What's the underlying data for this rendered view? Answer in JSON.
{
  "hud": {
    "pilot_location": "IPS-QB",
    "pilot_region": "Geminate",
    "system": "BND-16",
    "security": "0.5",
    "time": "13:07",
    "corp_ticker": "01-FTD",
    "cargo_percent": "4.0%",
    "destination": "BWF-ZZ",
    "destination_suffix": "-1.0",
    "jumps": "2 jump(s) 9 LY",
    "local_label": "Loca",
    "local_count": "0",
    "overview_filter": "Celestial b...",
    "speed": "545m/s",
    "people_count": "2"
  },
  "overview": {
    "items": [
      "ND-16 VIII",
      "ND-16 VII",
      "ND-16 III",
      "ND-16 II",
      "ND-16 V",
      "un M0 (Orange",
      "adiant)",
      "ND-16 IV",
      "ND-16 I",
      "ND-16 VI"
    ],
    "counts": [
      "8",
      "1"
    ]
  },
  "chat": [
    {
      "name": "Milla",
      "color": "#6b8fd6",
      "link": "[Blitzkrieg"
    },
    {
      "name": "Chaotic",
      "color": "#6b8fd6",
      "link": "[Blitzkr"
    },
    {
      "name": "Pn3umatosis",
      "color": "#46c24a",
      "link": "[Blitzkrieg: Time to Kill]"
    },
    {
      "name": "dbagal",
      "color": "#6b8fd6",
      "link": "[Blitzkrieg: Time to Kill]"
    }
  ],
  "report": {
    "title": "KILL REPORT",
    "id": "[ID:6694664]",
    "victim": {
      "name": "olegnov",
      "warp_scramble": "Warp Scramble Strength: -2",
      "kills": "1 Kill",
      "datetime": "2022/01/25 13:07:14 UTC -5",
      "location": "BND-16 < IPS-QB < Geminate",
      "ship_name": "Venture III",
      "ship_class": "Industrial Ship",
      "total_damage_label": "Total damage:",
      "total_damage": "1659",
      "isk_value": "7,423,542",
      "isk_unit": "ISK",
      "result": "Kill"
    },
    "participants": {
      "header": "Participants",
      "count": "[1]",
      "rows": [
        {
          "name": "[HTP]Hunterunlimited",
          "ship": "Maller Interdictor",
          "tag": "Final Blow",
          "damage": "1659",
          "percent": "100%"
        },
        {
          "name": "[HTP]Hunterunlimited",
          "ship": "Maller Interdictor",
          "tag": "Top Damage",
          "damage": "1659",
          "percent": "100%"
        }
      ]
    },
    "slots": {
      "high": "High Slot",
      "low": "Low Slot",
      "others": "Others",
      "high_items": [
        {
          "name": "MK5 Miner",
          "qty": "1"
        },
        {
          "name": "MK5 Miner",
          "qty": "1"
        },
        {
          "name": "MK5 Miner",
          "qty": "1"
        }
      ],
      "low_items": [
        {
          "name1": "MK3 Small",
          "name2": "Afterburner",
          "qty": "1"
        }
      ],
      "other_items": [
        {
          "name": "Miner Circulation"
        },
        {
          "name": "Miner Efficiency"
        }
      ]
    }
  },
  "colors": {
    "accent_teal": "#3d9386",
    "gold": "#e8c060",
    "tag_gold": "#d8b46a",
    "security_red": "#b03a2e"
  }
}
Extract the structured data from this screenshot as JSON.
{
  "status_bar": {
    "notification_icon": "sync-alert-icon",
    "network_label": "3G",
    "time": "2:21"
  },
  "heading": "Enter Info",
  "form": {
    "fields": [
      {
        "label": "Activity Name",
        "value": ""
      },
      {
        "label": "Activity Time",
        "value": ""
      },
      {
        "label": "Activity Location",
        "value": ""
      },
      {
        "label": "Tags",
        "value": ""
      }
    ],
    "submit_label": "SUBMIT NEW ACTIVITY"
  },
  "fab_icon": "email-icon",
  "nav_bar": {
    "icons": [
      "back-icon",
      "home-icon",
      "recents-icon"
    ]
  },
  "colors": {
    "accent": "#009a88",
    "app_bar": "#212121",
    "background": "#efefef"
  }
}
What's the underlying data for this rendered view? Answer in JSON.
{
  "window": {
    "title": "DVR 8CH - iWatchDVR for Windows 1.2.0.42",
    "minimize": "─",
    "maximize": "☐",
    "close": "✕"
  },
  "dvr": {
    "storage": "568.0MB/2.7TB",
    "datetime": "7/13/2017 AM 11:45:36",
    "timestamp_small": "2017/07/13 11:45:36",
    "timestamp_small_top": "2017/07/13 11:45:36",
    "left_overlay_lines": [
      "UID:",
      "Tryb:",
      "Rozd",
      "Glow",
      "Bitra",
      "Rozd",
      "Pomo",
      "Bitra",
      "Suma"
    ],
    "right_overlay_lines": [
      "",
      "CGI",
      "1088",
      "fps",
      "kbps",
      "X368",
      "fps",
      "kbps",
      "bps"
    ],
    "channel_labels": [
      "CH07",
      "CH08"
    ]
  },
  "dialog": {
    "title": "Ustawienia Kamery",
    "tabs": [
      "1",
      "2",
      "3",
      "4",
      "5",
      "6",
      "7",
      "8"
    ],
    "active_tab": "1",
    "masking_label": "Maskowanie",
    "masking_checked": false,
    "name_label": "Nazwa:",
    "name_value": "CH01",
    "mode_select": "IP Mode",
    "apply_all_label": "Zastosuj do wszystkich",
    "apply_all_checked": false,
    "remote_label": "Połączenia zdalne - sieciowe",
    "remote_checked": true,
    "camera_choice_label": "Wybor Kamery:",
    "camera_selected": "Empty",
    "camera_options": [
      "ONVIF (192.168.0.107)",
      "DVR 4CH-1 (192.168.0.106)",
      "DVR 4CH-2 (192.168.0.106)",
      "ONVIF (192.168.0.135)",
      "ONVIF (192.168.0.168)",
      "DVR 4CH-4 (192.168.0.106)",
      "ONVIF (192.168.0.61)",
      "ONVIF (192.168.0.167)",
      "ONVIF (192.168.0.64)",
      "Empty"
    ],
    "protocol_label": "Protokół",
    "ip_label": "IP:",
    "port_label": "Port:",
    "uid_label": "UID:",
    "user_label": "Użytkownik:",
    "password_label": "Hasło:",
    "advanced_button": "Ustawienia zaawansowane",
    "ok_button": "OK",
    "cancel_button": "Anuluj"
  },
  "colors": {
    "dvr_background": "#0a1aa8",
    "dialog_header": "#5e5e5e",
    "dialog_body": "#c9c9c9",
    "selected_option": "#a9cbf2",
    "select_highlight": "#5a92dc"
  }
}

# # # # # # #

- **Given instruction**:
Find the word "Kamery" in the material, then list each line that holds it.

- **Expected answer**:
    "title": "Ustawienia Kamery",
    "camera_choice_label": "Wybor Kamery:",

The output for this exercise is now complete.